■ Provided records ■
--- Begin ---
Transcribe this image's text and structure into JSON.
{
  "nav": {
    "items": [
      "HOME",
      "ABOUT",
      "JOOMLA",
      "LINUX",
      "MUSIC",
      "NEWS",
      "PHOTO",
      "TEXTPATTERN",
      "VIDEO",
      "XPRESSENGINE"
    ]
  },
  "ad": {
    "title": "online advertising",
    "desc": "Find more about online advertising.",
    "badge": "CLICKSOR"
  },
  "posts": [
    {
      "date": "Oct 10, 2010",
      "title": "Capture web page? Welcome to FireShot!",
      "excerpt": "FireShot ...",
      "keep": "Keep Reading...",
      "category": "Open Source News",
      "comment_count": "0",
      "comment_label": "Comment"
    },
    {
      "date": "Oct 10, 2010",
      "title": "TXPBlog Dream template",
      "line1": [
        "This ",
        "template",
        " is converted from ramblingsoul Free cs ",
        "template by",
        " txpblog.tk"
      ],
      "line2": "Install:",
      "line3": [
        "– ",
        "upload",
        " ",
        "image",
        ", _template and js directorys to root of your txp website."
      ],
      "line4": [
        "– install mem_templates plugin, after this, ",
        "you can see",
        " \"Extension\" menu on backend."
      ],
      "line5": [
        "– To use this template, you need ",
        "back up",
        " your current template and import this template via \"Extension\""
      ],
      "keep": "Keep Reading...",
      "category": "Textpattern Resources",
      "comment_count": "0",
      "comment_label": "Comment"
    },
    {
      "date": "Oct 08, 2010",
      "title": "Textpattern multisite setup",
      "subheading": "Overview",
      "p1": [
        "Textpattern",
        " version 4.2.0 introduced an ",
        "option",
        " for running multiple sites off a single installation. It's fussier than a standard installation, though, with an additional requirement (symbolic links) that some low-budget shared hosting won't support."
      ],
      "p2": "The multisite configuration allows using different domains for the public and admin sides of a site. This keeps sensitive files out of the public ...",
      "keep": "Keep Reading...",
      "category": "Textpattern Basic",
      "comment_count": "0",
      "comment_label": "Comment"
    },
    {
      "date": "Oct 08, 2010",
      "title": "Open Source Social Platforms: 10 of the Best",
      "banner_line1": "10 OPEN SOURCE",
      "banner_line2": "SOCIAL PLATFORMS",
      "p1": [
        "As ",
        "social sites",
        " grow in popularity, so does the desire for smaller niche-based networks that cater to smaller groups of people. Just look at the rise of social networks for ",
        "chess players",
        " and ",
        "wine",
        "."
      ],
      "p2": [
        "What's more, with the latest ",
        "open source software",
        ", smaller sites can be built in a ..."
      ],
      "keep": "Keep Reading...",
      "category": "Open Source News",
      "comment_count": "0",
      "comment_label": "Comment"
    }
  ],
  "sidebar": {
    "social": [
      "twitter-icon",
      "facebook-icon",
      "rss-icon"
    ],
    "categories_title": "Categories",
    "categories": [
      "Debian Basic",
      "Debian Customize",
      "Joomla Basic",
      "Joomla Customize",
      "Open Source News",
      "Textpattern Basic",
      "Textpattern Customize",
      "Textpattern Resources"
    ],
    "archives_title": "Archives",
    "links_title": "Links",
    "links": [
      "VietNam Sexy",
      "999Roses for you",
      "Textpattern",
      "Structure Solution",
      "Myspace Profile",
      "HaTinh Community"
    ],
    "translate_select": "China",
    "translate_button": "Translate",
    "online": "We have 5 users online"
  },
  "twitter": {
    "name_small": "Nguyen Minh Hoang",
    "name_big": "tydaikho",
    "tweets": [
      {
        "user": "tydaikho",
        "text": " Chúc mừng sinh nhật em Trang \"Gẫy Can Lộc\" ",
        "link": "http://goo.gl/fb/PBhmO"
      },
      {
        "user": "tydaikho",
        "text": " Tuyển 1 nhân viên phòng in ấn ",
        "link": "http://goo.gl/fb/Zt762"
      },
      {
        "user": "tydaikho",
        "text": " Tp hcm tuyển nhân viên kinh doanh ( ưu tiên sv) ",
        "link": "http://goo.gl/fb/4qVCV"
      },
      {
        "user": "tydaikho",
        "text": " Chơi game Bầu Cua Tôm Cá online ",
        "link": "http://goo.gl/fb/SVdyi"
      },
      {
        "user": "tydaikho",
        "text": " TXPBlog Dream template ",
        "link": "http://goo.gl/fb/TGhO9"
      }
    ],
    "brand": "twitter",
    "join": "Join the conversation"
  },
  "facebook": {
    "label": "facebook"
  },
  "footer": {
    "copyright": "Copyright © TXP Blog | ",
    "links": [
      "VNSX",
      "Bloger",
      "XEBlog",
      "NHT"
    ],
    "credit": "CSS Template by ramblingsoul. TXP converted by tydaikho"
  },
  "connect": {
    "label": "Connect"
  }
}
--- End ---
■ What to produce ■
How many lines in the entries contain the string "sites"? Answer with the number only.

■ Result for this task ■
3